■ ENTRIES SHOWN
— start —

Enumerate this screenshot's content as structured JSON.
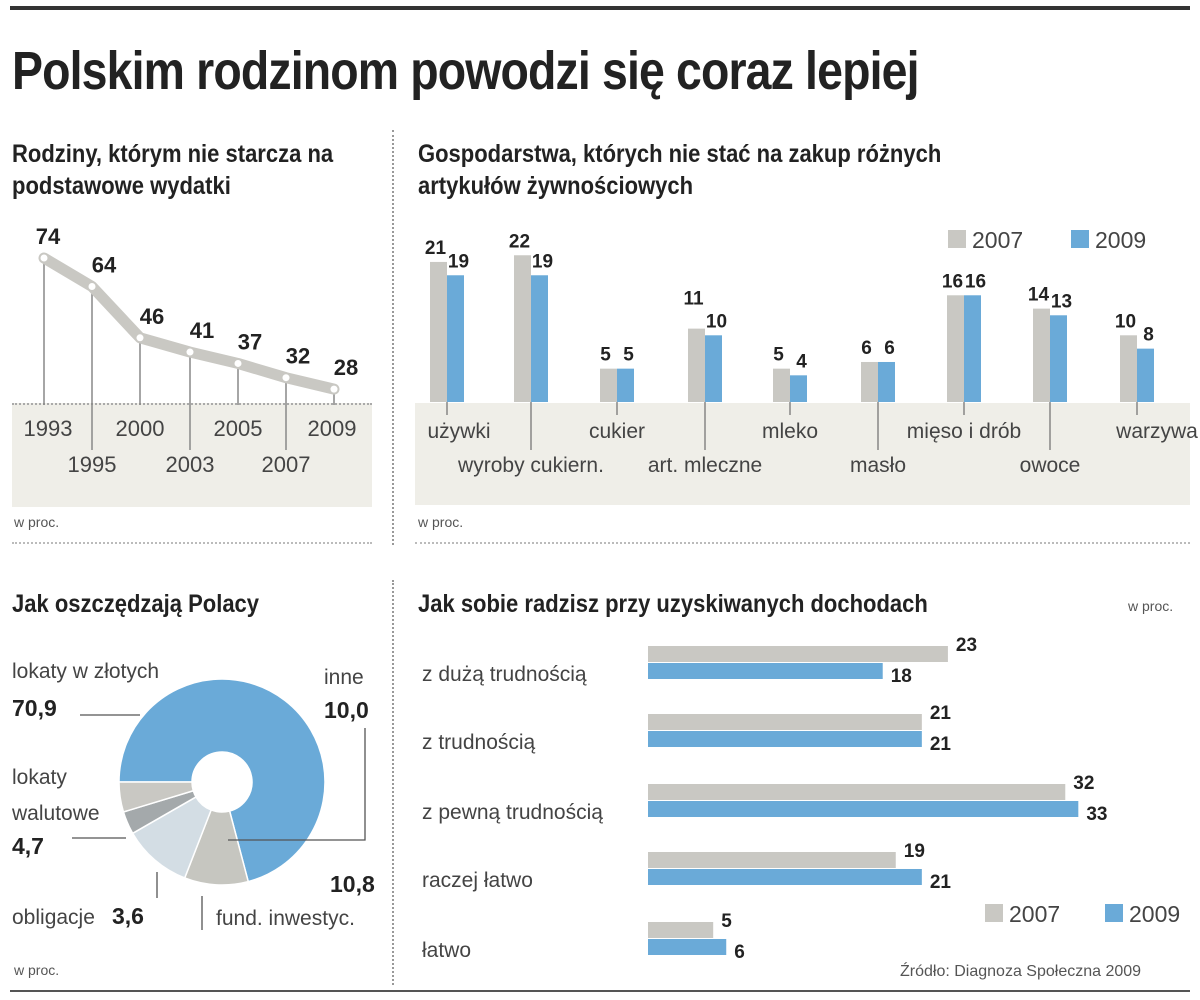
{
  "title": "Polskim rodzinom powodzi się coraz lepiej",
  "unit": "w proc.",
  "source": "Źródło: Diagnoza Społeczna 2009",
  "colors": {
    "blue": "#6aaad8",
    "gray": "#c9c8c3",
    "band": "#efeee8"
  },
  "chart_data": [
    {
      "type": "line",
      "title": "Rodziny, którym nie starcza na podstawowe wydatki",
      "unit": "w proc.",
      "x": [
        "1993",
        "1995",
        "2000",
        "2003",
        "2005",
        "2007",
        "2009"
      ],
      "values": [
        74,
        64,
        46,
        41,
        37,
        32,
        28
      ]
    },
    {
      "type": "bar",
      "title": "Gospodarstwa, których nie stać na zakup różnych artykułów żywnościowych",
      "unit": "w proc.",
      "legend": "top-right",
      "categories": [
        "używki",
        "wyroby cukiern.",
        "cukier",
        "art. mleczne",
        "mleko",
        "masło",
        "mięso i drób",
        "owoce",
        "warzywa"
      ],
      "series": [
        {
          "name": "2007",
          "values": [
            21,
            22,
            5,
            11,
            5,
            6,
            16,
            14,
            10
          ]
        },
        {
          "name": "2009",
          "values": [
            19,
            19,
            5,
            10,
            4,
            6,
            16,
            13,
            8
          ]
        }
      ]
    },
    {
      "type": "pie",
      "title": "Jak oszczędzają Polacy",
      "unit": "w proc.",
      "slices": [
        {
          "label": "lokaty w złotych",
          "value": "70,9"
        },
        {
          "label": "inne",
          "value": "10,0"
        },
        {
          "label": "fund. inwestyc.",
          "value": "10,8"
        },
        {
          "label": "obligacje",
          "value": "3,6"
        },
        {
          "label": "lokaty walutowe",
          "value": "4,7"
        }
      ]
    },
    {
      "type": "bar",
      "orientation": "horizontal",
      "title": "Jak sobie radzisz przy uzyskiwanych dochodach",
      "unit": "w proc.",
      "legend": "bottom-right",
      "categories": [
        "z dużą trudnością",
        "z trudnością",
        "z pewną trudnością",
        "raczej łatwo",
        "łatwo"
      ],
      "series": [
        {
          "name": "2007",
          "values": [
            23,
            21,
            32,
            19,
            5
          ]
        },
        {
          "name": "2009",
          "values": [
            18,
            21,
            33,
            21,
            6
          ]
        }
      ]
    }
  ]
}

— end —

■ REQUIRED WORK
How many of these lines contain "title"? Write only the number.

■ RESULT
5